-------- Materials provided --------
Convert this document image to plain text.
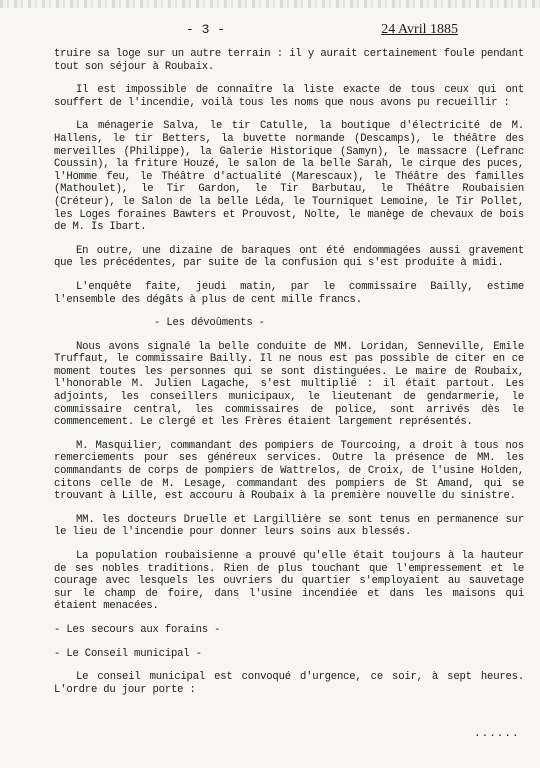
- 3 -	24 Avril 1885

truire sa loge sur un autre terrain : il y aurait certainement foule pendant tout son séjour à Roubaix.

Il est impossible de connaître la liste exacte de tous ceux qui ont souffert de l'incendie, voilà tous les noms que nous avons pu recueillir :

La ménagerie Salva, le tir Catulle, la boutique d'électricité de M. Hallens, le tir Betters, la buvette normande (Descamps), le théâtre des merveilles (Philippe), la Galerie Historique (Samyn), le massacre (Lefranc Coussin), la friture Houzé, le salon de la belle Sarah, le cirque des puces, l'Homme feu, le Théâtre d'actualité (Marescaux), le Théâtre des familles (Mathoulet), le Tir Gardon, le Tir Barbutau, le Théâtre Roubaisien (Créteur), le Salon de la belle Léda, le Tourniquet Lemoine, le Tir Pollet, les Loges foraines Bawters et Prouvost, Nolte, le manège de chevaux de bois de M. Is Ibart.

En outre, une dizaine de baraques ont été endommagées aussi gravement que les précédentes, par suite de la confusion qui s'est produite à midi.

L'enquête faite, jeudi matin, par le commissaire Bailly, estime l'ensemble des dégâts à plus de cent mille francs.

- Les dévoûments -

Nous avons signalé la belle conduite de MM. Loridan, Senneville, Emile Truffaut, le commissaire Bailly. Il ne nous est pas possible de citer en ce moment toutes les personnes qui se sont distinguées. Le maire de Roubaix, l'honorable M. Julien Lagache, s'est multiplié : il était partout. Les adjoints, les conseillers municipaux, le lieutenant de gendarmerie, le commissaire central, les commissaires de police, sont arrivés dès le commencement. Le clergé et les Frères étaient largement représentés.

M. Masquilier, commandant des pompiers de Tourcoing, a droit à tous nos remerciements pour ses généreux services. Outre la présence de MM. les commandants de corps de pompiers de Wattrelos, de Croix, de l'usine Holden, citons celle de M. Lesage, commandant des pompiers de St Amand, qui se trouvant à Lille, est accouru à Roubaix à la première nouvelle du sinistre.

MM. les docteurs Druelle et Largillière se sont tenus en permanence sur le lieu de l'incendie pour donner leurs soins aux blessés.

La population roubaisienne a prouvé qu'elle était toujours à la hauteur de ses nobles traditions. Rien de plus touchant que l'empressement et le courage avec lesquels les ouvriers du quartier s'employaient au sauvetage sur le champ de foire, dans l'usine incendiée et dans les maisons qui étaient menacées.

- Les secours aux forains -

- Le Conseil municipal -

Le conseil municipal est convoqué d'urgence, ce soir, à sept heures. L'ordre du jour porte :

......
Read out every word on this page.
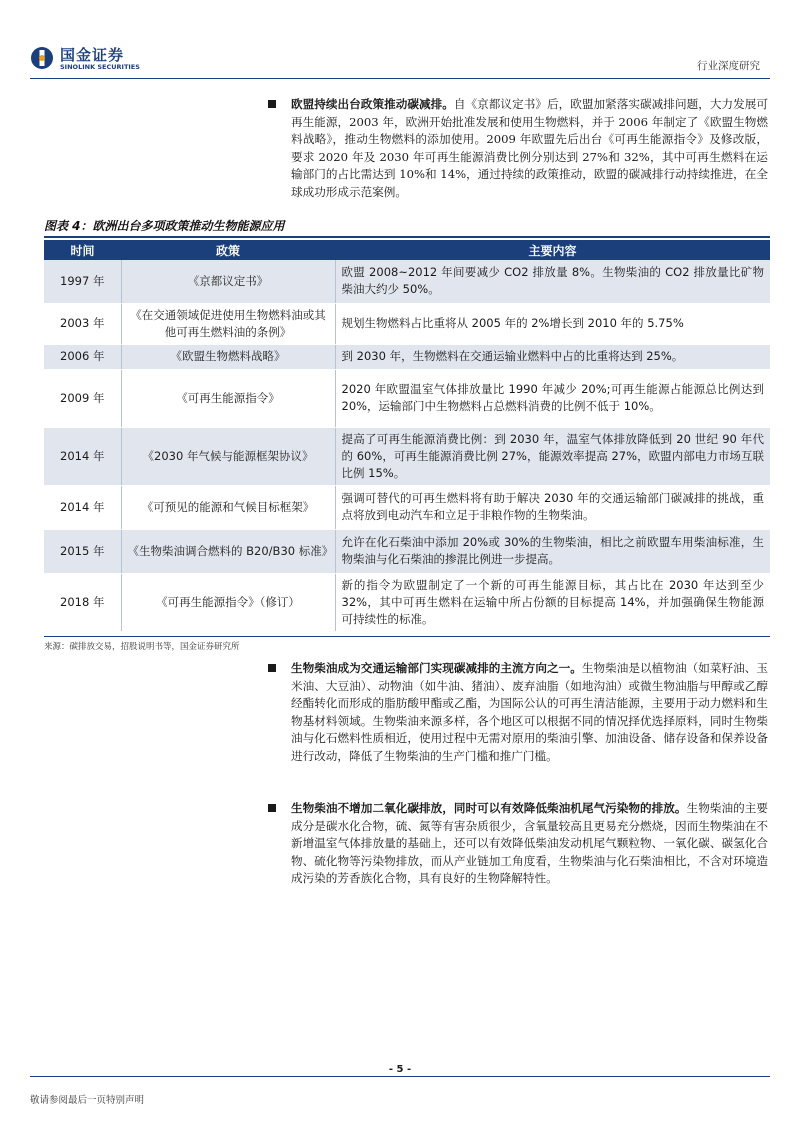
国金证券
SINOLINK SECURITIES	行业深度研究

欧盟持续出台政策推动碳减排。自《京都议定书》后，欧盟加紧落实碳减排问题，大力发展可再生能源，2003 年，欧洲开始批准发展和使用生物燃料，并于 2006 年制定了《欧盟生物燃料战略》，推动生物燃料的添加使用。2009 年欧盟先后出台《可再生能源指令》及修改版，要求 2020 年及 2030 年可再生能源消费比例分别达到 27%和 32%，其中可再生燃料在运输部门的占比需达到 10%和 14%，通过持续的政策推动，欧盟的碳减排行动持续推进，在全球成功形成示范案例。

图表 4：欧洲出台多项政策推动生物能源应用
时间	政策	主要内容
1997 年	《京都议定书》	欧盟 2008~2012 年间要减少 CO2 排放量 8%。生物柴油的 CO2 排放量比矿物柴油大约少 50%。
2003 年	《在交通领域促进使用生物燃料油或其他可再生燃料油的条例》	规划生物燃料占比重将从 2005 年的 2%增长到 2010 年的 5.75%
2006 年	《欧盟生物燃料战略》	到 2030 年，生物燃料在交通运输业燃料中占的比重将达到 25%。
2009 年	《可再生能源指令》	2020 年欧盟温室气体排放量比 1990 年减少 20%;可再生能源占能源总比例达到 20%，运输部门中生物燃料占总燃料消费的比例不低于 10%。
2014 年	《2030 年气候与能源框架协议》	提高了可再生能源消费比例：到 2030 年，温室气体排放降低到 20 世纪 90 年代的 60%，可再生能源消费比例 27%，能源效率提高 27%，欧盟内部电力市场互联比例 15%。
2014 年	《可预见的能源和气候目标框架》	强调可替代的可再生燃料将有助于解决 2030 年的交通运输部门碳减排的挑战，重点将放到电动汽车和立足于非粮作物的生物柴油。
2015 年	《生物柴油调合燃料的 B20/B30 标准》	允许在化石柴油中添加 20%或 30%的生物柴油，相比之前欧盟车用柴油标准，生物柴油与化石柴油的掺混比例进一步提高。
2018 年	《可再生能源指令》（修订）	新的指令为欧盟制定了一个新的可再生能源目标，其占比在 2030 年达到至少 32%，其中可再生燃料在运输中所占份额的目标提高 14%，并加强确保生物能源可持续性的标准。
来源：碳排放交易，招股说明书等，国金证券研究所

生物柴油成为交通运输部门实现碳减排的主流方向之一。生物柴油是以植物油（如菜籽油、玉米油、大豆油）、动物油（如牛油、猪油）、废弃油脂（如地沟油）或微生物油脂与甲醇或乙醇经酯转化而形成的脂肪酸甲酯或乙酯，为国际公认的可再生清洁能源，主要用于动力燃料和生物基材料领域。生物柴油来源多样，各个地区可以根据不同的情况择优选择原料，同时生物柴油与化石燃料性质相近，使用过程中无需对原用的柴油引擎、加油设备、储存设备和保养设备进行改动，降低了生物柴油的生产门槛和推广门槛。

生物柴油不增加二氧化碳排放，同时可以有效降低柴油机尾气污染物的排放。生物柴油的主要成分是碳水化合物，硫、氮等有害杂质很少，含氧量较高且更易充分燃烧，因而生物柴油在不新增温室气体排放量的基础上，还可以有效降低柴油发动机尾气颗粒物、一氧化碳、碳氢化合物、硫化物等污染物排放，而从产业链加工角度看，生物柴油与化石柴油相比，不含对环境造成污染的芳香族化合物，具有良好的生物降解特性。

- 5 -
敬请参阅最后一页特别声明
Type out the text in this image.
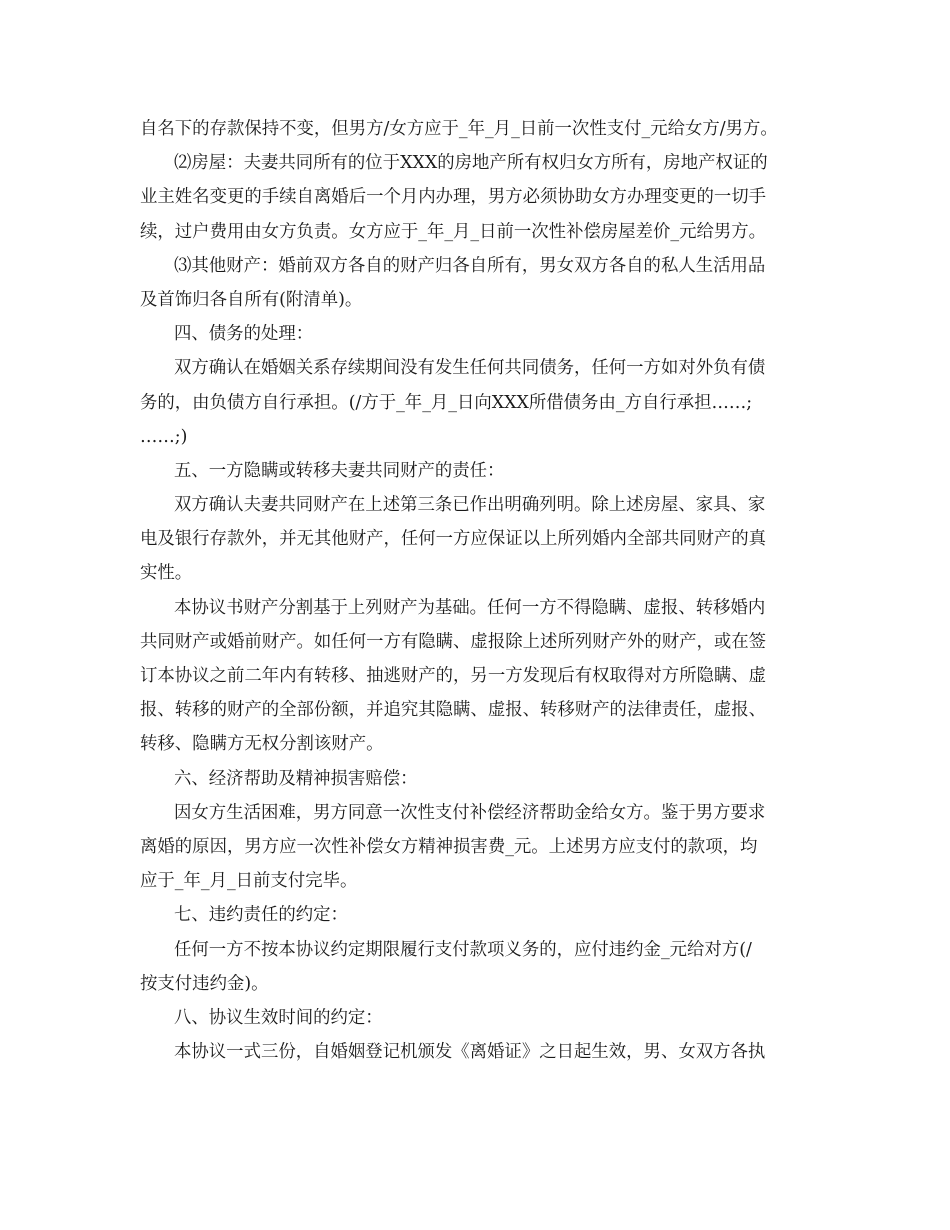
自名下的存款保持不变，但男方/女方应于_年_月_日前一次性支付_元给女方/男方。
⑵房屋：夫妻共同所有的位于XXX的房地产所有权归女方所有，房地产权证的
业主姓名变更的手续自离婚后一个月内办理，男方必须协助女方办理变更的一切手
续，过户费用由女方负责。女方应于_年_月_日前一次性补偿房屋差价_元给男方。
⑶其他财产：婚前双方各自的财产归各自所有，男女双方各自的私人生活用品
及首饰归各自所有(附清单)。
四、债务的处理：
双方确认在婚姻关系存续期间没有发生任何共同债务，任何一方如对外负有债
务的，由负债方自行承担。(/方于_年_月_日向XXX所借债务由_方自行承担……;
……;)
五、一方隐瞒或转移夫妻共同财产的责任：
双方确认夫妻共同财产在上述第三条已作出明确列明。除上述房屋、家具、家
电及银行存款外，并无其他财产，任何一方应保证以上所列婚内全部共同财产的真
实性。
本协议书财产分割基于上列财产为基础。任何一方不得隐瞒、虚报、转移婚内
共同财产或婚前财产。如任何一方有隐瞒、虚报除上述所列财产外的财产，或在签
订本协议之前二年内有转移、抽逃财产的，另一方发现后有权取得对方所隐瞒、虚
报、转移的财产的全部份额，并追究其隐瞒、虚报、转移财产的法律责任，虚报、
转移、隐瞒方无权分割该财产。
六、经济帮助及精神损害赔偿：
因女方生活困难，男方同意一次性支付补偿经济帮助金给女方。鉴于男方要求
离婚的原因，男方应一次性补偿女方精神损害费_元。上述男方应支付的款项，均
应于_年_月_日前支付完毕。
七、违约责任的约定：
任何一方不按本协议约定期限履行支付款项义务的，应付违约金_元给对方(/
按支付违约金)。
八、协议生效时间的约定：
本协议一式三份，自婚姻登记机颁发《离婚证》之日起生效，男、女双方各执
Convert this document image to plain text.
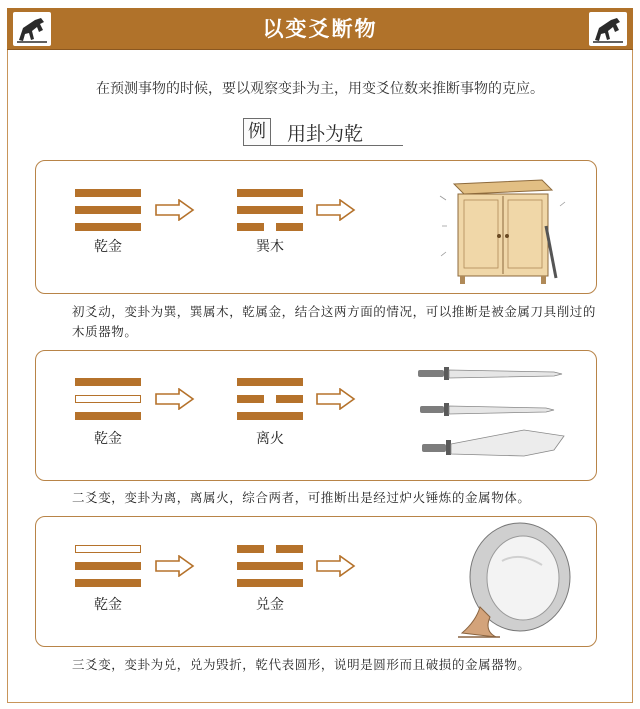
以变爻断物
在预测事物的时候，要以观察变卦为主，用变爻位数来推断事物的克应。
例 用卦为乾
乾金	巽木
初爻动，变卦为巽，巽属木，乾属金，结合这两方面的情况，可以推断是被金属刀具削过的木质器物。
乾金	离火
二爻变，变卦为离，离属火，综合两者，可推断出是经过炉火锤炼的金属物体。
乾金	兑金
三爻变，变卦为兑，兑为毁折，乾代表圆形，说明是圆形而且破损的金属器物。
--------
# What you will do
Make an exact copy of the lines of the records from the line containing "Type out the text in this image." through the final line, both ends included, but not of the pictures.

# Full response
Type out the text in this image.
自名下的存款保持不变，但男方/女方应于_年_月_日前一次性支付_元给女方/男方。
⑵房屋：夫妻共同所有的位于XXX的房地产所有权归女方所有，房地产权证的
业主姓名变更的手续自离婚后一个月内办理，男方必须协助女方办理变更的一切手
续，过户费用由女方负责。女方应于_年_月_日前一次性补偿房屋差价_元给男方。
⑶其他财产：婚前双方各自的财产归各自所有，男女双方各自的私人生活用品
及首饰归各自所有(附清单)。
四、债务的处理：
双方确认在婚姻关系存续期间没有发生任何共同债务，任何一方如对外负有债
务的，由负债方自行承担。(/方于_年_月_日向XXX所借债务由_方自行承担……;
……;)
五、一方隐瞒或转移夫妻共同财产的责任：
双方确认夫妻共同财产在上述第三条已作出明确列明。除上述房屋、家具、家
电及银行存款外，并无其他财产，任何一方应保证以上所列婚内全部共同财产的真
实性。
本协议书财产分割基于上列财产为基础。任何一方不得隐瞒、虚报、转移婚内
共同财产或婚前财产。如任何一方有隐瞒、虚报除上述所列财产外的财产，或在签
订本协议之前二年内有转移、抽逃财产的，另一方发现后有权取得对方所隐瞒、虚
报、转移的财产的全部份额，并追究其隐瞒、虚报、转移财产的法律责任，虚报、
转移、隐瞒方无权分割该财产。
六、经济帮助及精神损害赔偿：
因女方生活困难，男方同意一次性支付补偿经济帮助金给女方。鉴于男方要求
离婚的原因，男方应一次性补偿女方精神损害费_元。上述男方应支付的款项，均
应于_年_月_日前支付完毕。
七、违约责任的约定：
任何一方不按本协议约定期限履行支付款项义务的，应付违约金_元给对方(/
按支付违约金)。
八、协议生效时间的约定：
本协议一式三份，自婚姻登记机颁发《离婚证》之日起生效，男、女双方各执
Convert this document image to plain text.
以变爻断物
在预测事物的时候，要以观察变卦为主，用变爻位数来推断事物的克应。
例 用卦为乾
乾金	巽木
初爻动，变卦为巽，巽属木，乾属金，结合这两方面的情况，可以推断是被金属刀具削过的木质器物。
乾金	离火
二爻变，变卦为离，离属火，综合两者，可推断出是经过炉火锤炼的金属物体。
乾金	兑金
三爻变，变卦为兑，兑为毁折，乾代表圆形，说明是圆形而且破损的金属器物。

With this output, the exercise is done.